- **Tasks to carry out**:
1. Translate this sentence from the forum thread on polynomial remainders into Spanish: "I'm helping my grandson with his maths revision."
2. Extract the section of the polynomial remainder thread that begins at the words "I'm helping my" and stops after "(x-1) huh ?".
3. Write the next part of the polynomial remainder thread, picking up after its last post.

I dont follow that...

- sohailiftikhar

as given in data reminder for (x-1)=4 and for (x+1)=8
so for x^2-1=(x-1)(x+1)=4*8=32

- sohailiftikhar

now get it ?

- welshfella

I don't think that's correct.

- welshfella

I'd dont think this is particularly different - I'm just missing something

- geerky42

*

- sohailiftikhar

O.o so what you think huh ? It is correct bro

- sohailiftikhar

so you just confused get calm and think on it for a minute

- welshfella

I dont' know - but I don't think your logic is correct

- welshfella

I'm going to look up the answer . I am confused - you are right there!! lol

- welshfella

its -4x + 9

- sohailiftikhar

yea! go an look the answer perhaps then you will believe on my answer

- sohailiftikhar

no way it can't be

- sohailiftikhar

take a screen short

- welshfella

I'm helping my grandson with his maths revision. Well that's the answer in the book.

- welshfella

I haven't got a scanner

- sohailiftikhar

it's very simple .. ok tell me how they get 4 when they divide equation by (x-1) huh ?

- **Data rows**:

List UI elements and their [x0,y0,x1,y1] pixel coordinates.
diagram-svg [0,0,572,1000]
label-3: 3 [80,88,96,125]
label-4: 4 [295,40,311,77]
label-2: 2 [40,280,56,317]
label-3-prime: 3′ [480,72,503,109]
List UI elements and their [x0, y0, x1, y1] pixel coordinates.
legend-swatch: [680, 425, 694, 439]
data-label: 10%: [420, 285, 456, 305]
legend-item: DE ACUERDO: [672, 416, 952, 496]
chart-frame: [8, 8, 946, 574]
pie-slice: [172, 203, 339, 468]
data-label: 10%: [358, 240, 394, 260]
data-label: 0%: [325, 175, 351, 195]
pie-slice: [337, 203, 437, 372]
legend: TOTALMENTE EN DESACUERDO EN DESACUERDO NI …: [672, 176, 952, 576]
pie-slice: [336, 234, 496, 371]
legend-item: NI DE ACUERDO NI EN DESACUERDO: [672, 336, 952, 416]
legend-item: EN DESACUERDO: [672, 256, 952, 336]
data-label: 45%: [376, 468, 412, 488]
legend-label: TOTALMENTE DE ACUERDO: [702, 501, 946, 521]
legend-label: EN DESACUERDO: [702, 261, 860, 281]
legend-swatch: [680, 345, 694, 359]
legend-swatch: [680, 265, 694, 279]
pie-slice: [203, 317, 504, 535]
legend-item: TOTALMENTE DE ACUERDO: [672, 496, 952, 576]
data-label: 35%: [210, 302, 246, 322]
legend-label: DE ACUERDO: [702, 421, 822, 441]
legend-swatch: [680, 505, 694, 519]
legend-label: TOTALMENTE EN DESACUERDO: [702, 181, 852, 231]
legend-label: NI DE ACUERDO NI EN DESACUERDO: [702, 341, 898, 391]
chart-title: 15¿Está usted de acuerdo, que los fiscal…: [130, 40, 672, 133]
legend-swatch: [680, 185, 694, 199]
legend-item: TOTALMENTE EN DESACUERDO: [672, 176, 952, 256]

- **Responses by task**:
1. Estoy ayudando a mi nieto con su repaso de matemáticas.

2.
I'm helping my grandson with his maths revision. Well that's the answer in the book.

- welshfella

I haven't got a scanner

- sohailiftikhar

it's very simple .. ok tell me how they get 4 when they divide equation by (x-1) huh ?

3.
- sohailiftikhar

ok ganesh is here he can justify better now

- welshfella

4 is the remainder and = q(1)

- ganeshie8

Firstly, notice that we get a polynomial as remainder that is one degree less than whatever we're dividing by

- Nnesha

^

- welshfella

right

- ganeshie8

for example, (x^5+2x+1)/(x^2-1) gives a remainder that looks like \(ax+b\) yes ?

- welshfella

right

- ganeshie8

similarly (x^100 + x+1)/(x^10 + 1) gives a remainder that looks like \(ax^9+bx^8+\cdots\)

- ganeshie8

the degree of remainder is always one less than the degree of bottom

- welshfella

so the remainder in this case must be of the form ax + b?

- ganeshie8

right, so lets suppose
\[Q(x) = F(x)*(x^2-1)+\color{red}{ax+b}\]
our goal is to find that red part

- welshfella

ok

- ganeshie8

since we know that \(Q(1)=4\) and \(Q(-1)=8\), plug them in and get two equations

- sohailiftikhar

ganesh what you said about the given that reminder of that equation is 4 when divided by (x-1) where is x term with 4 ?

- ganeshie8

\[Q(1) = F(1)*(1^2-1)+\color{red}{a*1+b} \implies 4 = \color{red}{a+b} \tag{1}\]
\[Q(-1) = F(-1)*((-1)^2-1)+\color{red}{a(-1)+b} \implies 8 = \color{red}{-a+b} \tag{2}\]
two equations and two unknowns, we can solve them

- ganeshie8

for that, we may think that the coefficient of x is 0 @sohailiftikhar

- welshfella

thats really clever Thanx ganesh

- ganeshie8

np, im getting the remainder is \(-2x+6\)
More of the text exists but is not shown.